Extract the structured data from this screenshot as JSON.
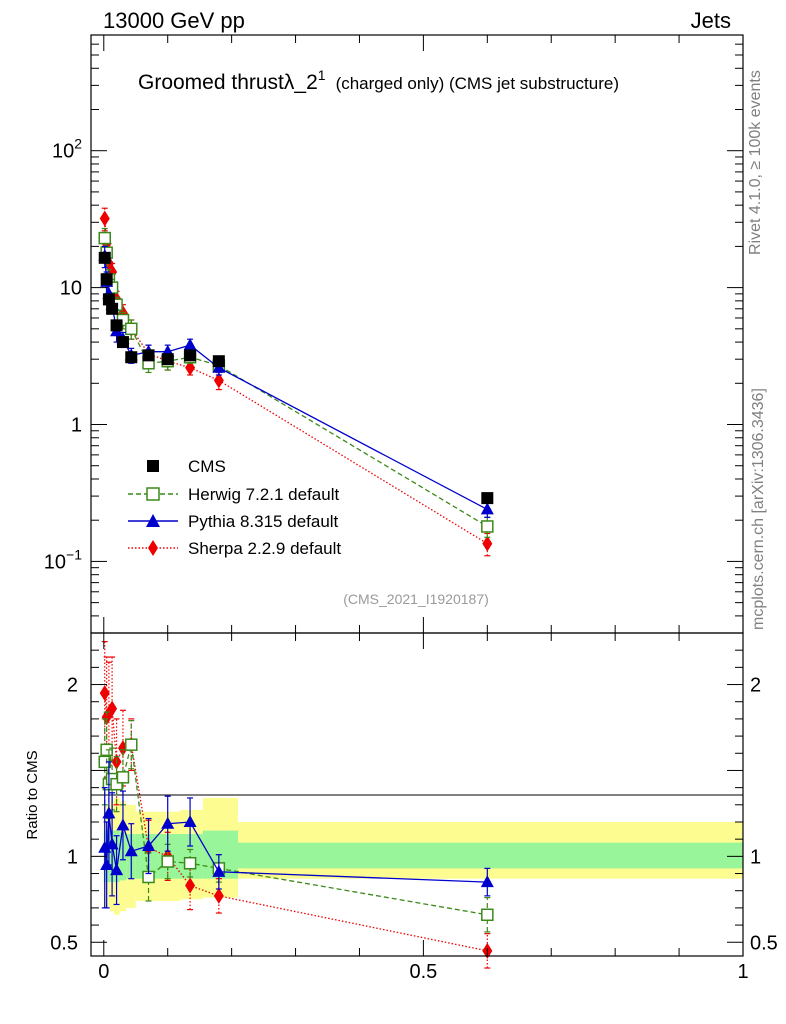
{
  "header": {
    "left": "13000 GeV pp",
    "right": "Jets"
  },
  "title": {
    "main": "Groomed thrust",
    "lambda": "λ_2",
    "sup": "1",
    "suffix": "(charged only) (CMS jet substructure)"
  },
  "side": {
    "rivet": "Rivet 4.1.0, ≥ 100k events",
    "mcplots": "mcplots.cern.ch [arXiv:1306.3436]"
  },
  "analysis_tag": "(CMS_2021_I1920187)",
  "colors": {
    "cms": "#000000",
    "herwig": "#3a8a1a",
    "pythia": "#0000cc",
    "sherpa": "#ee0000",
    "band_inner": "#99f599",
    "band_outer": "#fcfc90"
  },
  "chart_data": [
    {
      "type": "scatter",
      "panel": "main",
      "yscale": "log",
      "xlim": [
        -0.02,
        1.0
      ],
      "ylim": [
        0.03,
        700
      ],
      "yticks": [
        {
          "value": 0.1,
          "base": "10",
          "exp": "−1"
        },
        {
          "value": 1,
          "base": "1",
          "exp": ""
        },
        {
          "value": 10,
          "base": "10",
          "exp": ""
        },
        {
          "value": 100,
          "base": "10",
          "exp": "2"
        }
      ],
      "legend": [
        "CMS",
        "Herwig 7.2.1 default",
        "Pythia 8.315 default",
        "Sherpa 2.2.9 default"
      ],
      "series": [
        {
          "name": "CMS",
          "style": "square-filled",
          "x": [
            0.0015,
            0.0045,
            0.008,
            0.013,
            0.02,
            0.03,
            0.043,
            0.07,
            0.1,
            0.135,
            0.18,
            0.6
          ],
          "y": [
            16.5,
            11.5,
            8.2,
            7.0,
            5.3,
            4.0,
            3.1,
            3.2,
            3.0,
            3.2,
            2.9,
            0.29
          ]
        },
        {
          "name": "Herwig 7.2.1 default",
          "style": "square-open-dashed",
          "x": [
            0.0015,
            0.0045,
            0.008,
            0.013,
            0.02,
            0.03,
            0.043,
            0.07,
            0.1,
            0.135,
            0.18,
            0.6
          ],
          "y": [
            23,
            18,
            11.5,
            10,
            7.5,
            5.8,
            5.0,
            2.8,
            2.9,
            3.1,
            2.7,
            0.18
          ],
          "err": [
            4,
            3,
            2,
            1.5,
            1,
            0.8,
            0.8,
            0.4,
            0.4,
            0.3,
            0.3,
            0.03
          ]
        },
        {
          "name": "Pythia 8.315 default",
          "style": "triangle-solid",
          "x": [
            0.0015,
            0.0045,
            0.008,
            0.013,
            0.02,
            0.03,
            0.043,
            0.07,
            0.1,
            0.135,
            0.18,
            0.6
          ],
          "y": [
            17,
            11,
            9.0,
            7.5,
            4.8,
            4.2,
            3.2,
            3.4,
            3.4,
            3.8,
            2.6,
            0.24
          ],
          "err": [
            3,
            2,
            1.5,
            1,
            0.8,
            0.5,
            0.4,
            0.4,
            0.4,
            0.4,
            0.3,
            0.03
          ]
        },
        {
          "name": "Sherpa 2.2.9 default",
          "style": "diamond-dotted",
          "x": [
            0.0015,
            0.0045,
            0.008,
            0.013,
            0.02,
            0.03,
            0.043,
            0.07,
            0.1,
            0.135,
            0.18,
            0.6
          ],
          "y": [
            32,
            21,
            15,
            13,
            8.2,
            6.5,
            5.0,
            3.3,
            2.9,
            2.6,
            2.1,
            0.135
          ],
          "err": [
            6,
            4,
            3,
            2,
            1.2,
            1.0,
            0.8,
            0.5,
            0.4,
            0.3,
            0.3,
            0.025
          ]
        }
      ]
    },
    {
      "type": "scatter",
      "panel": "ratio",
      "ylabel": "Ratio to CMS",
      "xlim": [
        -0.02,
        1.0
      ],
      "ylim": [
        0.42,
        2.3
      ],
      "xticks": [
        {
          "value": 0,
          "label": "0"
        },
        {
          "value": 0.5,
          "label": "0.5"
        },
        {
          "value": 1,
          "label": "1"
        }
      ],
      "yticks": [
        {
          "value": 0.5,
          "label": "0.5"
        },
        {
          "value": 1,
          "label": "1"
        },
        {
          "value": 2,
          "label": "2"
        }
      ],
      "bins": [
        {
          "lo": 0.0,
          "hi": 0.003,
          "inner": [
            0.85,
            1.15
          ],
          "outer": [
            0.7,
            1.3
          ]
        },
        {
          "lo": 0.003,
          "hi": 0.006,
          "inner": [
            0.85,
            1.15
          ],
          "outer": [
            0.7,
            1.3
          ]
        },
        {
          "lo": 0.006,
          "hi": 0.01,
          "inner": [
            0.85,
            1.15
          ],
          "outer": [
            0.7,
            1.3
          ]
        },
        {
          "lo": 0.01,
          "hi": 0.016,
          "inner": [
            0.85,
            1.15
          ],
          "outer": [
            0.68,
            1.32
          ]
        },
        {
          "lo": 0.016,
          "hi": 0.025,
          "inner": [
            0.85,
            1.15
          ],
          "outer": [
            0.66,
            1.34
          ]
        },
        {
          "lo": 0.025,
          "hi": 0.035,
          "inner": [
            0.86,
            1.14
          ],
          "outer": [
            0.68,
            1.32
          ]
        },
        {
          "lo": 0.035,
          "hi": 0.05,
          "inner": [
            0.87,
            1.13
          ],
          "outer": [
            0.7,
            1.3
          ]
        },
        {
          "lo": 0.05,
          "hi": 0.085,
          "inner": [
            0.87,
            1.13
          ],
          "outer": [
            0.74,
            1.26
          ]
        },
        {
          "lo": 0.085,
          "hi": 0.12,
          "inner": [
            0.87,
            1.13
          ],
          "outer": [
            0.74,
            1.26
          ]
        },
        {
          "lo": 0.12,
          "hi": 0.155,
          "inner": [
            0.87,
            1.13
          ],
          "outer": [
            0.75,
            1.27
          ]
        },
        {
          "lo": 0.155,
          "hi": 0.21,
          "inner": [
            0.87,
            1.15
          ],
          "outer": [
            0.76,
            1.34
          ]
        },
        {
          "lo": 0.21,
          "hi": 1.0,
          "inner": [
            0.93,
            1.08
          ],
          "outer": [
            0.87,
            1.2
          ]
        }
      ],
      "series": [
        {
          "name": "Herwig 7.2.1 default",
          "x": [
            0.0015,
            0.0045,
            0.008,
            0.013,
            0.02,
            0.03,
            0.043,
            0.07,
            0.1,
            0.135,
            0.18,
            0.6
          ],
          "y": [
            1.55,
            1.62,
            1.42,
            1.45,
            1.42,
            1.46,
            1.65,
            0.88,
            0.97,
            0.96,
            0.93,
            0.66
          ],
          "err": [
            0.25,
            0.22,
            0.2,
            0.18,
            0.16,
            0.16,
            0.14,
            0.14,
            0.1,
            0.08,
            0.08,
            0.1
          ]
        },
        {
          "name": "Pythia 8.315 default",
          "x": [
            0.0015,
            0.0045,
            0.008,
            0.013,
            0.02,
            0.03,
            0.043,
            0.07,
            0.1,
            0.135,
            0.18,
            0.6
          ],
          "y": [
            1.05,
            0.95,
            1.25,
            1.07,
            0.92,
            1.18,
            1.03,
            1.06,
            1.19,
            1.2,
            0.91,
            0.85
          ],
          "err": [
            0.35,
            0.25,
            0.3,
            0.3,
            0.2,
            0.2,
            0.16,
            0.16,
            0.16,
            0.14,
            0.1,
            0.08
          ]
        },
        {
          "name": "Sherpa 2.2.9 default",
          "x": [
            0.0015,
            0.0045,
            0.008,
            0.013,
            0.02,
            0.03,
            0.043,
            0.07,
            0.1,
            0.135,
            0.18,
            0.6
          ],
          "y": [
            1.95,
            1.81,
            1.83,
            1.86,
            1.55,
            1.63,
            1.65,
            1.05,
            1.0,
            0.83,
            0.77,
            0.45
          ],
          "err": [
            0.3,
            0.35,
            0.3,
            0.3,
            0.25,
            0.22,
            0.15,
            0.16,
            0.14,
            0.14,
            0.1,
            0.1
          ]
        }
      ]
    }
  ]
}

++++

**Instructions to follow**
Copy each line of the listing that holds the word "style".

**Final result**
          "style": "square-filled",
          "style": "square-open-dashed",
          "style": "triangle-solid",
          "style": "diamond-dotted",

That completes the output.